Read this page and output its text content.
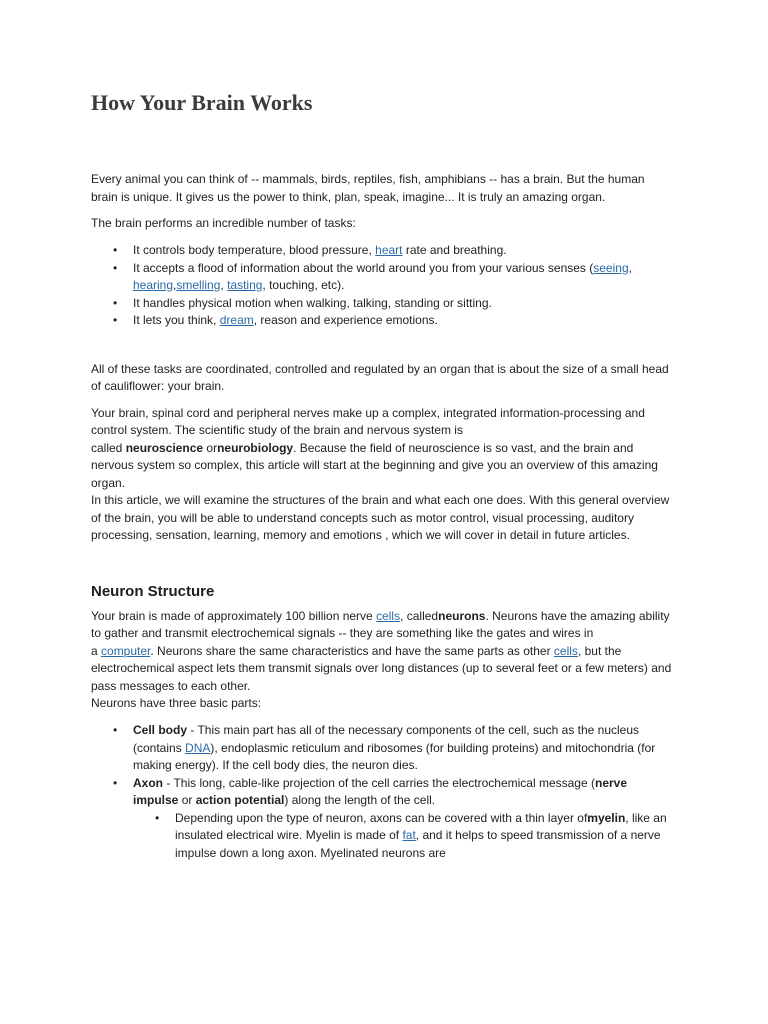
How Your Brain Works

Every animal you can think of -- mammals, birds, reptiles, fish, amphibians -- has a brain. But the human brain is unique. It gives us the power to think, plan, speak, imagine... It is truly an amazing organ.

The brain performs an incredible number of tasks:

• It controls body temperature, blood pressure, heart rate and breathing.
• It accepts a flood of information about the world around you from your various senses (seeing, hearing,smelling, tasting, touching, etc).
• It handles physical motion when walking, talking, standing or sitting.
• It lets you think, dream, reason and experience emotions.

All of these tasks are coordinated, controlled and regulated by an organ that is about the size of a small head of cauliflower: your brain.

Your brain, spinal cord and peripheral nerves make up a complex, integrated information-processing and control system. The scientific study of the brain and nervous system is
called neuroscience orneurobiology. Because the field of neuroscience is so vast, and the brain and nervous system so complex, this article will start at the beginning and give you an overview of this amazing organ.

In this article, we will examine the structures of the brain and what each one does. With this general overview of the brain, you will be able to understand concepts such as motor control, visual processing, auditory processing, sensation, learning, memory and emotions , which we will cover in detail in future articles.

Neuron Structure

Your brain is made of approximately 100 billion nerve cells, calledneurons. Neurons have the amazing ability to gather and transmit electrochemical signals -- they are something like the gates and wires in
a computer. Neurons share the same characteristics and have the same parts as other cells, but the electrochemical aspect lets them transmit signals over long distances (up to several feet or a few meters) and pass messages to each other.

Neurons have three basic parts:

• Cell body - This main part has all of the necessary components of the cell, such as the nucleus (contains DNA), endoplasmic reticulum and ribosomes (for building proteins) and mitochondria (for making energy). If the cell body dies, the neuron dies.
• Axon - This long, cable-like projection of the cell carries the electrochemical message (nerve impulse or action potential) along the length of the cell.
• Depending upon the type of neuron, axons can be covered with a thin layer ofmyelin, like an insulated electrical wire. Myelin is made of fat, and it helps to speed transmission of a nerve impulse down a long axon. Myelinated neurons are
━━━
TASK TO COMPLETE: Could you find every line in the records above that contains the word "amazing" and copy it?

RESULT OF THE TASK:
Every animal you can think of -- mammals, birds, reptiles, fish, amphibians -- has a brain. But the human brain is unique. It gives us the power to think, plan, speak, imagine... It is truly an amazing organ.
called neuroscience orneurobiology. Because the field of neuroscience is so vast, and the brain and nervous system so complex, this article will start at the beginning and give you an overview of this amazing organ.
Your brain is made of approximately 100 billion nerve cells, calledneurons. Neurons have the amazing ability to gather and transmit electrochemical signals -- they are something like the gates and wires in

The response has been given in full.